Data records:
%%

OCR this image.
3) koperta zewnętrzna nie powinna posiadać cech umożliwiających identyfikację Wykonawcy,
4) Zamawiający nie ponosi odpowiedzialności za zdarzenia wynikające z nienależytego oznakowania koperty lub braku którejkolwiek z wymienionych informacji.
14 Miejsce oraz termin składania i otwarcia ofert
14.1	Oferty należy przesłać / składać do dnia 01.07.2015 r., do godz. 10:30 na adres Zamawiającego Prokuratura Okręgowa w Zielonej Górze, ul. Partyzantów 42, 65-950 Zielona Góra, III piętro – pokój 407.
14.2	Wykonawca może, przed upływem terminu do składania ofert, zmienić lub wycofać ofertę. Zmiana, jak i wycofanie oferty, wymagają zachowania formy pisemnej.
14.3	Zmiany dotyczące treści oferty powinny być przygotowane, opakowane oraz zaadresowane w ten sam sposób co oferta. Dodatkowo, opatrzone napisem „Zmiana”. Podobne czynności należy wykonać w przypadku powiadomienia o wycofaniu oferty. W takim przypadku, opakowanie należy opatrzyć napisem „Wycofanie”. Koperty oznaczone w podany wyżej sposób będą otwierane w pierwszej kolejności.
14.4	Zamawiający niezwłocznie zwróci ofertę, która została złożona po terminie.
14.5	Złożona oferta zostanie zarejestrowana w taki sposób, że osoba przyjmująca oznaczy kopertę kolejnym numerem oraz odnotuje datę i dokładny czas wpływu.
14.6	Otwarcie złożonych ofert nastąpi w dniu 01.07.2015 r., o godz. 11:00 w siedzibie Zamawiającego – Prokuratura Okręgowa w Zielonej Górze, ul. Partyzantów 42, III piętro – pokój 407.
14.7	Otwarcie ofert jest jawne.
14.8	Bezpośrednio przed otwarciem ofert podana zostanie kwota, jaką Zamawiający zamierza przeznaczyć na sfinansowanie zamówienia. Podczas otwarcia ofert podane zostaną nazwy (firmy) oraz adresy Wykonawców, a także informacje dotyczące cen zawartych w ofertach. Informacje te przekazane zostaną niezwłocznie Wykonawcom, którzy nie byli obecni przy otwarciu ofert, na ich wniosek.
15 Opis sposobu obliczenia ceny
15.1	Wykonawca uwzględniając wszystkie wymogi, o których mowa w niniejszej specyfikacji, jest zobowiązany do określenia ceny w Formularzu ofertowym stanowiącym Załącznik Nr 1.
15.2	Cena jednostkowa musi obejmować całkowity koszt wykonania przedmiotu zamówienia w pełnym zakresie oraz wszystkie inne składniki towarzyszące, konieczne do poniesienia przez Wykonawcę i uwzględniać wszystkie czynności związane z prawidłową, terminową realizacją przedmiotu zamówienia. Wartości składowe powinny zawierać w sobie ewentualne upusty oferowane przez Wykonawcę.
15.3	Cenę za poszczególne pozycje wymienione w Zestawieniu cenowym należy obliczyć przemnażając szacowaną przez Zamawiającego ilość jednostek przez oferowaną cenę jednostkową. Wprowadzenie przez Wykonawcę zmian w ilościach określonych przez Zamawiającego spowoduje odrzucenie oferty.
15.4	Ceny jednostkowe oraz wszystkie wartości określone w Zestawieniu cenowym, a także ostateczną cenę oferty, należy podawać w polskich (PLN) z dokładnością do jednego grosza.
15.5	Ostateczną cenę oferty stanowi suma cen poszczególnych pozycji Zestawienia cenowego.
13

%%

Count every line in the data where the string "Zestawieniu" occurs. Give nothing except the number.

2